[Task input]:

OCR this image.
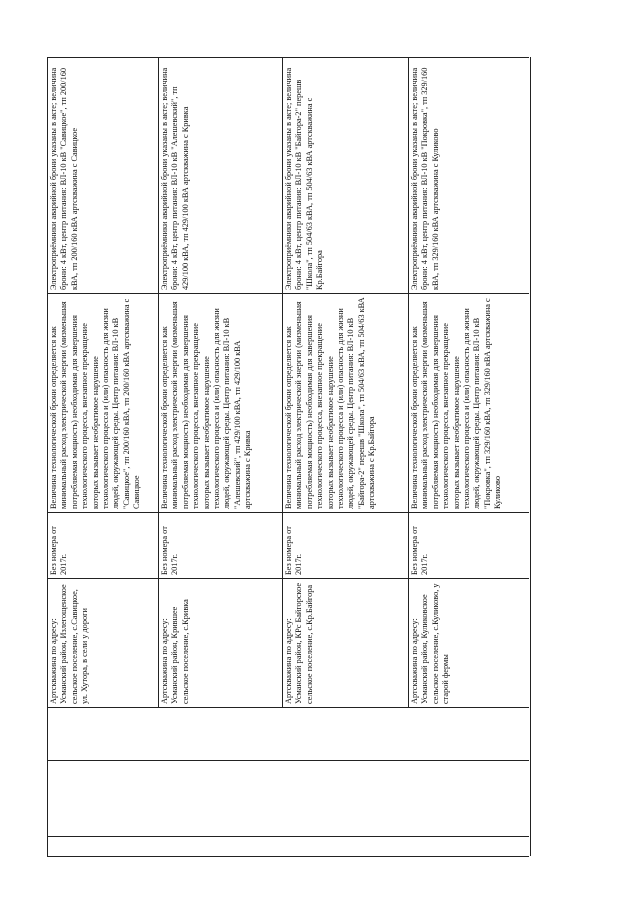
Электроприёмники аварийной брони указаны в акте; величина брони: 4 кВт, центр питания: ВЛ-10 кВ "Савицкое", тп 200/160 кВА, тп 200/160 кВА артскважина с Савицкое
Величина технологической брони определяется как минимальный расход электрической энергии (мизменьшая потребляемая мощность) необходимая для завершения технологического процесса, внезапное прекращение которых вызывает необратимое нарушение технологического процесса и (или) опасность для жизни людей, окружающей среды. Центр питания: ВЛ-10 кВ "Савицкое", тп 200/160 кВА, тп 200/160 кВА артскважина с Савицкое
Без номера от 2017г.
Артскважина по адресу: Усманский район, Излегощенское сельское поселение, с.Савицкое, ул. Хутора, в сели у дороги
Электроприёмники аварийной брони указаны в акте; величина брони: 4 кВт, центр питания: ВЛ-10 кВ "Алешевский", тп 429/100 кВА, тп 429/100 кВА артскважина с Кривка
Величина технологической брони определяется как минимальный расход электрической энергии (мизменьшая потребляемая мощность) необходимая для завершения технологического процесса, внезапное прекращение которых вызывает необратимое нарушение технологического процесса и (или) опасность для жизни людей, окружающей среды. Центр питания: ВЛ-10 кВ "Алешевский", тп 429/100 кВА, тп 429/100 кВА артскважина с Кривка
Без номера от 2017г.
Артскважина по адресу: Усманский район, Крившее сельское поселение, с.Кривка
Электроприёмники аварийной брони указаны в акте; величина брони: 4 кВт, центр питания: ВЛ-10 кВ "Байгора-2" перешв "Школа", тп 504/63 кВА, тп 504/63 кВА артскважина с Кр.Байгора
Величина технологической брони определяется как минимальный расход электрической энергии (мизменьшая потребляемая мощность) необходимая для завершения технологического процесса, внезапное прекращение которых вызывает необратимое нарушение технологического процесса и (или) опасность для жизни людей, окружающей среды. Центр питания: ВЛ-10 кВ "Байгора-2" перешв "Школа", тп 504/63 кВА, тп 504/63 кВА артскважина с Кр.Байгора
Без номера от 2017г.
Артскважина по адресу: Усманский район, КРс Байгорское сельское поселение, с.Кр.Байгора
Электроприёмники аварийной брони указаны в акте; величина брони: 4 кВт, центр питания: ВЛ-10 кВ "Покровка", тп 329/160 кВА, тп 329/160 кВА артскважина с Куликово
Величина технологической брони определяется как минимальный расход электрической энергии (мизменьшая потребляемая мощность) необходимая для завершения технологического процесса, внезапное прекращение которых вызывает необратимое нарушение технологического процесса и (или) опасность для жизни людей, окружающей среды. Центр питания: ВЛ-10 кВ "Покровка", тп 329/160 кВА, тп 329/160 кВА артскважина с Куликово
Без номера от 2017г.
Артскважина по адресу: Усманский район, Куликовское сельское поселение, с.Куликово, у старой фермы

[The task]:
All entries are to be retyped exactly. Omit any embedded images.

[Solution to the problem]:
OCR this image.
Электроприёмники аварийной брони указаны в акте; величина брони: 4 кВт, центр питания: ВЛ-10 кВ "Савицкое", тп 200/160 кВА, тп 200/160 кВА артскважина с Савицкое
Величина технологической брони определяется как минимальный расход электрической энергии (мизменьшая потребляемая мощность) необходимая для завершения технологического процесса, внезапное прекращение которых вызывает необратимое нарушение технологического процесса и (или) опасность для жизни людей, окружающей среды. Центр питания: ВЛ-10 кВ "Савицкое", тп 200/160 кВА, тп 200/160 кВА артскважина с Савицкое
Без номера от 2017г.
Артскважина по адресу: Усманский район, Излегощенское сельское поселение, с.Савицкое, ул. Хутора, в сели у дороги
Электроприёмники аварийной брони указаны в акте; величина брони: 4 кВт, центр питания: ВЛ-10 кВ "Алешевский", тп 429/100 кВА, тп 429/100 кВА артскважина с Кривка
Величина технологической брони определяется как минимальный расход электрической энергии (мизменьшая потребляемая мощность) необходимая для завершения технологического процесса, внезапное прекращение которых вызывает необратимое нарушение технологического процесса и (или) опасность для жизни людей, окружающей среды. Центр питания: ВЛ-10 кВ "Алешевский", тп 429/100 кВА, тп 429/100 кВА артскважина с Кривка
Без номера от 2017г.
Артскважина по адресу: Усманский район, Крившее сельское поселение, с.Кривка
Электроприёмники аварийной брони указаны в акте; величина брони: 4 кВт, центр питания: ВЛ-10 кВ "Байгора-2" перешв "Школа", тп 504/63 кВА, тп 504/63 кВА артскважина с Кр.Байгора
Величина технологической брони определяется как минимальный расход электрической энергии (мизменьшая потребляемая мощность) необходимая для завершения технологического процесса, внезапное прекращение которых вызывает необратимое нарушение технологического процесса и (или) опасность для жизни людей, окружающей среды. Центр питания: ВЛ-10 кВ "Байгора-2" перешв "Школа", тп 504/63 кВА, тп 504/63 кВА артскважина с Кр.Байгора
Без номера от 2017г.
Артскважина по адресу: Усманский район, КРс Байгорское сельское поселение, с.Кр.Байгора
Электроприёмники аварийной брони указаны в акте; величина брони: 4 кВт, центр питания: ВЛ-10 кВ "Покровка", тп 329/160 кВА, тп 329/160 кВА артскважина с Куликово
Величина технологической брони определяется как минимальный расход электрической энергии (мизменьшая потребляемая мощность) необходимая для завершения технологического процесса, внезапное прекращение которых вызывает необратимое нарушение технологического процесса и (или) опасность для жизни людей, окружающей среды. Центр питания: ВЛ-10 кВ "Покровка", тп 329/160 кВА, тп 329/160 кВА артскважина с Куликово
Без номера от 2017г.
Артскважина по адресу: Усманский район, Куликовское сельское поселение, с.Куликово, у старой фермы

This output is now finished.